** Extract follows **

The Dufaure Law of 14 March 1872 is a repressive French law enacted to suppress the First International and its subsequent offshoots. Passed amidst the repression of the French Communes, which the International was falsely accused of organizing, it forced the organization underground in France.

Following the Communes in France, the republican government initially sought to establish a European agreement to suppress the International jointly with other powers. However, after this initiative proved unsuccessful, Adolphe Thiers and Jules Dufaure, his Minister of Justice, decided to pass this law, which criminalized membership in the organization and banned its existence in France. As early as 1873, it was used in French trials to dismantle the International.

In 1882 to 1883, French authorities reused this law to target anarchists accused of belonging to the Black International, at a time when they were unable to prove their participation in the insurrections or bombings occurring across the country. The Trial of the 66 in January 1883 was based entirely on the Dufaure Law and led to the conviction of nearly all the defendants.

** End of Extract **
** Record extracts follows **

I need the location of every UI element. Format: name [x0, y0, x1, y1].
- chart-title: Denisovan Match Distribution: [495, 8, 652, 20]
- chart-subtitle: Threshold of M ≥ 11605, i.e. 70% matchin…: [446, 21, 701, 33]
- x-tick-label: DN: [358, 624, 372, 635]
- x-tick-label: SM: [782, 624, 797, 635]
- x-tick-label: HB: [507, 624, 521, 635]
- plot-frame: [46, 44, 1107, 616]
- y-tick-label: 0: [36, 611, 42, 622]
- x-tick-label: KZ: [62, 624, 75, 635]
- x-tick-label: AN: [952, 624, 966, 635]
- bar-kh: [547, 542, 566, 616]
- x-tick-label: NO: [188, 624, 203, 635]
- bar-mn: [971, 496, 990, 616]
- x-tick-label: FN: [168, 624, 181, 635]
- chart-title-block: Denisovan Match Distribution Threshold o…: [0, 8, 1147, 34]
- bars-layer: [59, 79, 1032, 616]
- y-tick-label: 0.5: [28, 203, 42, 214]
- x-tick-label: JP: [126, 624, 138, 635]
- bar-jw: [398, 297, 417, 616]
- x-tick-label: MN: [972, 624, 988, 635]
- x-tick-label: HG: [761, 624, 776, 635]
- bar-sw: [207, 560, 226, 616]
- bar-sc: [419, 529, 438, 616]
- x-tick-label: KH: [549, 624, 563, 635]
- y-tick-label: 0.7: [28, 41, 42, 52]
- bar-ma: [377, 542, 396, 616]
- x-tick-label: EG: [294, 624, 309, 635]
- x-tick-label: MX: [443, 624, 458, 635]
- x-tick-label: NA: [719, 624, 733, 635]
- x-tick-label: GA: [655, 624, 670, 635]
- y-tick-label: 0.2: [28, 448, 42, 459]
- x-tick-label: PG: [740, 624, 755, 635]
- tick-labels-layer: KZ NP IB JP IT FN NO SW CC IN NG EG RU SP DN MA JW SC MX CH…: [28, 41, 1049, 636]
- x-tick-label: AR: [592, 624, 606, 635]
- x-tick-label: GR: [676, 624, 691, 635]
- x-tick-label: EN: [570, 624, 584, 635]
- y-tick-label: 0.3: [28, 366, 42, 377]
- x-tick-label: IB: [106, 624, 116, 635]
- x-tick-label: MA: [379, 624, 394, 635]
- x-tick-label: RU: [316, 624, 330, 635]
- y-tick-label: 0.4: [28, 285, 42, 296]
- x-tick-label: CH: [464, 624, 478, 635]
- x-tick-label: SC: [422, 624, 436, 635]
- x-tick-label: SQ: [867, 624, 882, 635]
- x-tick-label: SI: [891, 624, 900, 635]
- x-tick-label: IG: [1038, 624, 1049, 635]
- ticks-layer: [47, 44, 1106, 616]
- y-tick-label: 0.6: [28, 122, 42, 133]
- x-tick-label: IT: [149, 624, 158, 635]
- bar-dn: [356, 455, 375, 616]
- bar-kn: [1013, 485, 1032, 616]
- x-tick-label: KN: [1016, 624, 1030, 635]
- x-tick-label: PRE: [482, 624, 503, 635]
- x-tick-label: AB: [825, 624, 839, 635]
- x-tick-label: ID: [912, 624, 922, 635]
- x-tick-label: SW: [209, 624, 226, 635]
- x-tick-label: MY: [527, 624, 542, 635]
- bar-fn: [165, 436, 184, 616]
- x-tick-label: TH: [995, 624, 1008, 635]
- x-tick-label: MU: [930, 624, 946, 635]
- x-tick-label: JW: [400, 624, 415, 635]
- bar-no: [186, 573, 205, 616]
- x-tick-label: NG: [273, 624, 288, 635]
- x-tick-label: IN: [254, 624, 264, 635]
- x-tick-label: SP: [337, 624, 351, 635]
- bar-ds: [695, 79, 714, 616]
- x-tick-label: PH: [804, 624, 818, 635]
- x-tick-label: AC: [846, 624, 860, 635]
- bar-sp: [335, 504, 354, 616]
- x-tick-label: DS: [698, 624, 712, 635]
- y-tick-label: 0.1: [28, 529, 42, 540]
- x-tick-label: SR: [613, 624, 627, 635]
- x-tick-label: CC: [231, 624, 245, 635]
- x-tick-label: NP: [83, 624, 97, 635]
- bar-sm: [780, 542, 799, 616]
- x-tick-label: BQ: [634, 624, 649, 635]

** End of Record extracts **

* **Activity list**
a: Which distinct years does the passage on the Dufaure Law mention? List each one once.
b: Can you continue the passage on the Dufaure Law, starting after its final sentence?

* **Answers given**
a: 1872, 1873, 1882, 1883

b:
== History ==

=== Context: First International and Communes in France ===
The International Workingmen's Association (IWA), or the First International, was a workers' association founded in London in 1864. It was a fundamental organization in the history of the workers' movement, quickly bringing together many figures linked to its history, such as Karl Marx, Mikhail Bakunin, James Guillaume, Friedrich Engels, Errico Malatesta, and Carlo Cafiero. Different political movements were represented, ranging from anarchism to Marxism, as well as more moderate socialists and Proudhonists.

In 1870, the Second Empire collapsed, brought down by its rapid defeat and the capture of Napoleon III in the Franco-Prussian War. A more or less self-proclaimed republican government took power and decided to negotiate with the Prussians to end the war and the occupation of the territory. The Parisian population, which was under siege, refused to submit to the demands of Adolphe Thiers's government to surrender their weapons. A large-scale insurrectionary and revolutionary episode, the Paris Commune, began when the government attempted to disarm the National Guard. This movement was accompanied by numerous other Communes across France, such as the one in Lyon, in which Bakunin participated.

All the rebellious Communes were crushed in the following months. The Paris Commune was suppressed in a highly violent and dramatic manner during the Bloody Week, when up to 25,000 Parisians were massacred by republican forces. This event caused an immense shock within French society: revolutionaries saw their ranks decimated and many of their friends killed by the repression, while political and religious elites were gripped by severe paranoia and profound fear.

=== Dufaure Law ===
Although the Internationalists were not the originators of the Communes, in the sense that they joined them but were far from being the majority or even the leaders of the Communards, the International became an enemy to be destroyed. It was targeted by media, religious, and parliamentary attack campaigns, and the French state set itself in motion to crush the organization.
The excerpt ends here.